» **What the exercise asks**
Repeat every line exactly, keeping the pictures out of the copy.

» **Source records**
------------------------

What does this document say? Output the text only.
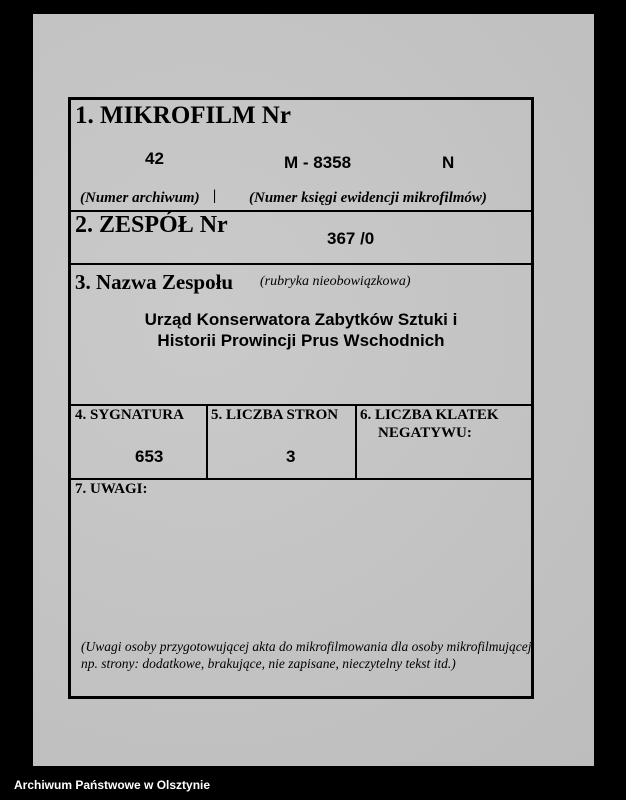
1. MIKROFILM Nr
42	M - 8358	N
(Numer archiwum) | (Numer księgi ewidencji mikrofilmów)
2. ZESPÓŁ Nr
367 /0
3. Nazwa Zespołu (rubryka nieobowiązkowa)
Urząd Konserwatora Zabytków Sztuki i
Historii Prowincji Prus Wschodnich
4. SYGNATURA
653
5. LICZBA STRON
3
6. LICZBA KLATEK
NEGATYWU:
7. UWAGI:
(Uwagi osoby przygotowującej akta do mikrofilmowania dla osoby mikrofilmującej,
np. strony: dodatkowe, brakujące, nie zapisane, nieczytelny tekst itd.)
Archiwum Państwowe w Olsztynie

------------------------

» **Expected answer**
What does this document say? Output the text only.
1. MIKROFILM Nr
42	M - 8358	N
(Numer archiwum) | (Numer księgi ewidencji mikrofilmów)
2. ZESPÓŁ Nr
367 /0
3. Nazwa Zespołu (rubryka nieobowiązkowa)
Urząd Konserwatora Zabytków Sztuki i
Historii Prowincji Prus Wschodnich
4. SYGNATURA
653
5. LICZBA STRON
3
6. LICZBA KLATEK
NEGATYWU:
7. UWAGI:
(Uwagi osoby przygotowującej akta do mikrofilmowania dla osoby mikrofilmującej,
np. strony: dodatkowe, brakujące, nie zapisane, nieczytelny tekst itd.)
Archiwum Państwowe w Olsztynie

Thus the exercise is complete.